┏━━

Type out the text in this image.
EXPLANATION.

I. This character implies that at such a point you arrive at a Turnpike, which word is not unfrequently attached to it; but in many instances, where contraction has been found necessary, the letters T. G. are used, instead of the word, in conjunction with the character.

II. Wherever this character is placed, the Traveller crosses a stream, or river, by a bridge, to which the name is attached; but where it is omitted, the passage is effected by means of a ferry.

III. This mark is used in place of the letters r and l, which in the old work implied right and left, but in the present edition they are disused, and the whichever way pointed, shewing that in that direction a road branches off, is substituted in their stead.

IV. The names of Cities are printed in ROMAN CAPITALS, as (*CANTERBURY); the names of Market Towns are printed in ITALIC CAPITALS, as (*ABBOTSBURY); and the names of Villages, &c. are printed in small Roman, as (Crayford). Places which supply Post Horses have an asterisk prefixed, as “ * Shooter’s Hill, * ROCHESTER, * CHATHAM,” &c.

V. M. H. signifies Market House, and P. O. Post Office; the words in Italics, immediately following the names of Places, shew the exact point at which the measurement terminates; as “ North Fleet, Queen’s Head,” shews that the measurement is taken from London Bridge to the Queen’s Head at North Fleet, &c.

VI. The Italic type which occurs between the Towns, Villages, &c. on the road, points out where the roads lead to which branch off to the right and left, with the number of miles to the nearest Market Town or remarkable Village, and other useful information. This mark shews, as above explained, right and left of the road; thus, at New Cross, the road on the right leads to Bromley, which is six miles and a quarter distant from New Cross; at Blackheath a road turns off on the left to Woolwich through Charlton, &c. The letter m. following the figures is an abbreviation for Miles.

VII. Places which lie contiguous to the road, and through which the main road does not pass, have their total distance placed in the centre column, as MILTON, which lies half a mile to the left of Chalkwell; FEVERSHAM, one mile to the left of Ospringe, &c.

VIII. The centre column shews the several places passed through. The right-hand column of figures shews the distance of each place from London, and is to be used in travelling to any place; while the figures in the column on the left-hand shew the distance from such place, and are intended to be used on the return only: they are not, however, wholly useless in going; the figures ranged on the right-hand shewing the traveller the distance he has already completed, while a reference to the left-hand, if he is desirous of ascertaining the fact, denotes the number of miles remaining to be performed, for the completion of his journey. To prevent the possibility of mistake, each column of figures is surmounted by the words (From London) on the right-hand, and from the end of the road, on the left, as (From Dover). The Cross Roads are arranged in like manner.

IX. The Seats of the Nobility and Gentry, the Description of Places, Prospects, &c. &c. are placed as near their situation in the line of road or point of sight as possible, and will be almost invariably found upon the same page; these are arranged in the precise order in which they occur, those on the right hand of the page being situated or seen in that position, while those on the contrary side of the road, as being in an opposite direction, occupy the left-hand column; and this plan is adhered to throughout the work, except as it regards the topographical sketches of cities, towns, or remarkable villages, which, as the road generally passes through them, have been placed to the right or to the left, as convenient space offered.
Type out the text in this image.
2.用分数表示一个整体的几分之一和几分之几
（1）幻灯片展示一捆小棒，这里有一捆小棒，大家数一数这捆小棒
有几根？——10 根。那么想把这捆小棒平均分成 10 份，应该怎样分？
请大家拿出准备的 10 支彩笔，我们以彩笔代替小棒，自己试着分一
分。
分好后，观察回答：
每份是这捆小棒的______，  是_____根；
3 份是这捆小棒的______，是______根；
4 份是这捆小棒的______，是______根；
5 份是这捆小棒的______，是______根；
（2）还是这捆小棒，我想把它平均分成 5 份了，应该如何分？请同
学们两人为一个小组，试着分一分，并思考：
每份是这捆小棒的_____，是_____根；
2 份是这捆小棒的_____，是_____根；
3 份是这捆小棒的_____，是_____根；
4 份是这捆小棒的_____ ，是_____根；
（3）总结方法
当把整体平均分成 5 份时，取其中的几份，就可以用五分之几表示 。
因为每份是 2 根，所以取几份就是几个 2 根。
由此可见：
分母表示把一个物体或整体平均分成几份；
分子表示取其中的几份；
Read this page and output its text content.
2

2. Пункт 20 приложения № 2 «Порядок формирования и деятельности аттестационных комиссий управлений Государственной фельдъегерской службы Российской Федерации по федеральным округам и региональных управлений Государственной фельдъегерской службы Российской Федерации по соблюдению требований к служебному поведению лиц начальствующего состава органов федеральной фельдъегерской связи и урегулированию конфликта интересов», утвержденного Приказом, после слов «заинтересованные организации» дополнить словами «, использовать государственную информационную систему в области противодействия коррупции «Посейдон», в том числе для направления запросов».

┗━━

▶ **SET EXERCISE**
Which lines hold the word "with"? Return all of them from the records above.

▶ **SOLVED PROBLEM**
I. This character implies that at such a point you arrive at a Turnpike, which word is not unfrequently attached to it; but in many instances, where contraction has been found necessary, the letters T. G. are used, instead of the word, in conjunction with the character.
VI. The Italic type which occurs between the Towns, Villages, &c. on the road, points out where the roads lead to which branch off to the right and left, with the number of miles to the nearest Market Town or remarkable Village, and other useful information. This mark shews, as above explained, right and left of the road; thus, at New Cross, the road on the right leads to Bromley, which is six miles and a quarter distant from New Cross; at Blackheath a road turns off on the left to Woolwich through Charlton, &c. The letter m. following the figures is an abbreviation for Miles.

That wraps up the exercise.